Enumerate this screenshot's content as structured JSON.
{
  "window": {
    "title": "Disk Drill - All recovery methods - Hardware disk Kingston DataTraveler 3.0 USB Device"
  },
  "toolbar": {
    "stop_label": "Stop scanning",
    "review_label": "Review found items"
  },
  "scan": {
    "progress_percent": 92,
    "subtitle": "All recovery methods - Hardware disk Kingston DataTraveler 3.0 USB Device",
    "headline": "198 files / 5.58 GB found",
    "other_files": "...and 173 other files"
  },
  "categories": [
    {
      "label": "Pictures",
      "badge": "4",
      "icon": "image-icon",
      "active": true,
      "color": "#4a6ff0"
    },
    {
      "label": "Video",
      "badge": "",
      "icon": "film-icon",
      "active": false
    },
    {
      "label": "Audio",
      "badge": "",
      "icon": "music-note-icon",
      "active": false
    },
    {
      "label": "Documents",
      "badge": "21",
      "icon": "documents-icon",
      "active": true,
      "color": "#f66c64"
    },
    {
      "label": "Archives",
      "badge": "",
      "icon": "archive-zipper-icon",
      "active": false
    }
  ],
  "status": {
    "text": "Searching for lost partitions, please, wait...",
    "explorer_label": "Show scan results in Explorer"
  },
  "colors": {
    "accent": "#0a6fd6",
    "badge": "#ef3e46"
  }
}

### EXERCISE
Return every line of the material exactly.

### WRITTEN RESPONSE
Enumerate this screenshot's content as structured JSON.
{
  "window": {
    "title": "Disk Drill - All recovery methods - Hardware disk Kingston DataTraveler 3.0 USB Device"
  },
  "toolbar": {
    "stop_label": "Stop scanning",
    "review_label": "Review found items"
  },
  "scan": {
    "progress_percent": 92,
    "subtitle": "All recovery methods - Hardware disk Kingston DataTraveler 3.0 USB Device",
    "headline": "198 files / 5.58 GB found",
    "other_files": "...and 173 other files"
  },
  "categories": [
    {
      "label": "Pictures",
      "badge": "4",
      "icon": "image-icon",
      "active": true,
      "color": "#4a6ff0"
    },
    {
      "label": "Video",
      "badge": "",
      "icon": "film-icon",
      "active": false
    },
    {
      "label": "Audio",
      "badge": "",
      "icon": "music-note-icon",
      "active": false
    },
    {
      "label": "Documents",
      "badge": "21",
      "icon": "documents-icon",
      "active": true,
      "color": "#f66c64"
    },
    {
      "label": "Archives",
      "badge": "",
      "icon": "archive-zipper-icon",
      "active": false
    }
  ],
  "status": {
    "text": "Searching for lost partitions, please, wait...",
    "explorer_label": "Show scan results in Explorer"
  },
  "colors": {
    "accent": "#0a6fd6",
    "badge": "#ef3e46"
  }
}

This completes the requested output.